§ What is expected: Return the entries below in their exact form, leaving the pictures out.
## begin Exercise input
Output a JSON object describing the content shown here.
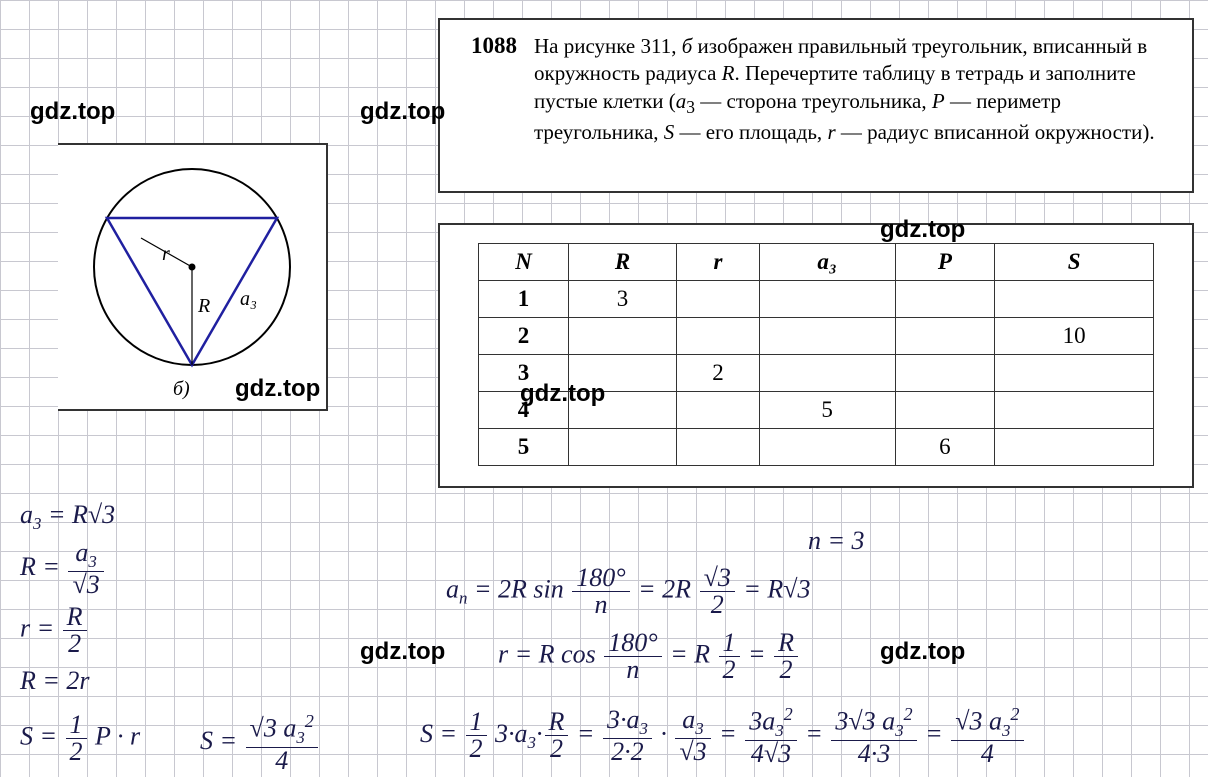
{
  "watermark": "gdz.top",
  "problem": {
    "number": "1088",
    "text_html": "На рисунке 311, <em>б</em> изображен правильный треугольник, вписанный в окружность радиуса <em>R</em>. Перечертите таблицу в тетрадь и заполните пустые клетки (<em>a</em><sub>3</sub> — сторона треугольника, <em>P</em> — периметр треугольника, <em>S</em> — его площадь, <em>r</em> — радиус вписанной окружности)."
  },
  "figure": {
    "label": "б)",
    "r_label": "r",
    "R_label": "R",
    "a3_label": "a₃",
    "circle_color": "#000",
    "triangle_color": "#2020a0",
    "stroke_width": 2
  },
  "table": {
    "headers": [
      "N",
      "R",
      "r",
      "a₃",
      "P",
      "S"
    ],
    "rows": [
      [
        "1",
        "3",
        "",
        "",
        "",
        ""
      ],
      [
        "2",
        "",
        "",
        "",
        "",
        "10"
      ],
      [
        "3",
        "",
        "2",
        "",
        "",
        ""
      ],
      [
        "4",
        "",
        "",
        "5",
        "",
        ""
      ],
      [
        "5",
        "",
        "",
        "",
        "6",
        ""
      ]
    ]
  },
  "handwriting": {
    "hw1": "a<span class='sub'>3</span> = R√3",
    "hw2": "R = <span class='frac'><span class='num'>a<span class='sub'>3</span></span><span class='den'>√3</span></span>",
    "hw3": "r = <span class='frac'><span class='num'>R</span><span class='den'>2</span></span>",
    "hw4": "R = 2r",
    "hw5": "S = <span class='frac'><span class='num'>1</span><span class='den'>2</span></span> P · r",
    "hw6": "S = <span class='frac'><span class='num'>√3 a<span class='sub'>3</span><span class='sup'>2</span></span><span class='den'>4</span></span>",
    "hw7": "n = 3",
    "hw8": "a<span class='sub'>n</span> = 2R sin <span class='frac'><span class='num'>180°</span><span class='den'>n</span></span> = 2R <span class='frac'><span class='num'>√3</span><span class='den'>2</span></span> = R√3",
    "hw9": "r = R cos <span class='frac'><span class='num'>180°</span><span class='den'>n</span></span> = R <span class='frac'><span class='num'>1</span><span class='den'>2</span></span> = <span class='frac'><span class='num'>R</span><span class='den'>2</span></span>",
    "hw10": "S = <span class='frac'><span class='num'>1</span><span class='den'>2</span></span> 3·a<span class='sub'>3</span>·<span class='frac'><span class='num'>R</span><span class='den'>2</span></span> = <span class='frac'><span class='num'>3·a<span class='sub'>3</span></span><span class='den'>2·2</span></span> · <span class='frac'><span class='num'>a<span class='sub'>3</span></span><span class='den'>√3</span></span> = <span class='frac'><span class='num'>3a<span class='sub'>3</span><span class='sup'>2</span></span><span class='den'>4√3</span></span> = <span class='frac'><span class='num'>3√3 a<span class='sub'>3</span><span class='sup'>2</span></span><span class='den'>4·3</span></span> = <span class='frac'><span class='num'>√3 a<span class='sub'>3</span><span class='sup'>2</span></span><span class='den'>4</span></span>"
  }
}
## end Exercise input
§ Exercise output:
Output a JSON object describing the content shown here.
{
  "watermark": "gdz.top",
  "problem": {
    "number": "1088",
    "text_html": "На рисунке 311, <em>б</em> изображен правильный треугольник, вписанный в окружность радиуса <em>R</em>. Перечертите таблицу в тетрадь и заполните пустые клетки (<em>a</em><sub>3</sub> — сторона треугольника, <em>P</em> — периметр треугольника, <em>S</em> — его площадь, <em>r</em> — радиус вписанной окружности)."
  },
  "figure": {
    "label": "б)",
    "r_label": "r",
    "R_label": "R",
    "a3_label": "a₃",
    "circle_color": "#000",
    "triangle_color": "#2020a0",
    "stroke_width": 2
  },
  "table": {
    "headers": [
      "N",
      "R",
      "r",
      "a₃",
      "P",
      "S"
    ],
    "rows": [
      [
        "1",
        "3",
        "",
        "",
        "",
        ""
      ],
      [
        "2",
        "",
        "",
        "",
        "",
        "10"
      ],
      [
        "3",
        "",
        "2",
        "",
        "",
        ""
      ],
      [
        "4",
        "",
        "",
        "5",
        "",
        ""
      ],
      [
        "5",
        "",
        "",
        "",
        "6",
        ""
      ]
    ]
  },
  "handwriting": {
    "hw1": "a<span class='sub'>3</span> = R√3",
    "hw2": "R = <span class='frac'><span class='num'>a<span class='sub'>3</span></span><span class='den'>√3</span></span>",
    "hw3": "r = <span class='frac'><span class='num'>R</span><span class='den'>2</span></span>",
    "hw4": "R = 2r",
    "hw5": "S = <span class='frac'><span class='num'>1</span><span class='den'>2</span></span> P · r",
    "hw6": "S = <span class='frac'><span class='num'>√3 a<span class='sub'>3</span><span class='sup'>2</span></span><span class='den'>4</span></span>",
    "hw7": "n = 3",
    "hw8": "a<span class='sub'>n</span> = 2R sin <span class='frac'><span class='num'>180°</span><span class='den'>n</span></span> = 2R <span class='frac'><span class='num'>√3</span><span class='den'>2</span></span> = R√3",
    "hw9": "r = R cos <span class='frac'><span class='num'>180°</span><span class='den'>n</span></span> = R <span class='frac'><span class='num'>1</span><span class='den'>2</span></span> = <span class='frac'><span class='num'>R</span><span class='den'>2</span></span>",
    "hw10": "S = <span class='frac'><span class='num'>1</span><span class='den'>2</span></span> 3·a<span class='sub'>3</span>·<span class='frac'><span class='num'>R</span><span class='den'>2</span></span> = <span class='frac'><span class='num'>3·a<span class='sub'>3</span></span><span class='den'>2·2</span></span> · <span class='frac'><span class='num'>a<span class='sub'>3</span></span><span class='den'>√3</span></span> = <span class='frac'><span class='num'>3a<span class='sub'>3</span><span class='sup'>2</span></span><span class='den'>4√3</span></span> = <span class='frac'><span class='num'>3√3 a<span class='sub'>3</span><span class='sup'>2</span></span><span class='den'>4·3</span></span> = <span class='frac'><span class='num'>√3 a<span class='sub'>3</span><span class='sup'>2</span></span><span class='den'>4</span></span>"
  }
}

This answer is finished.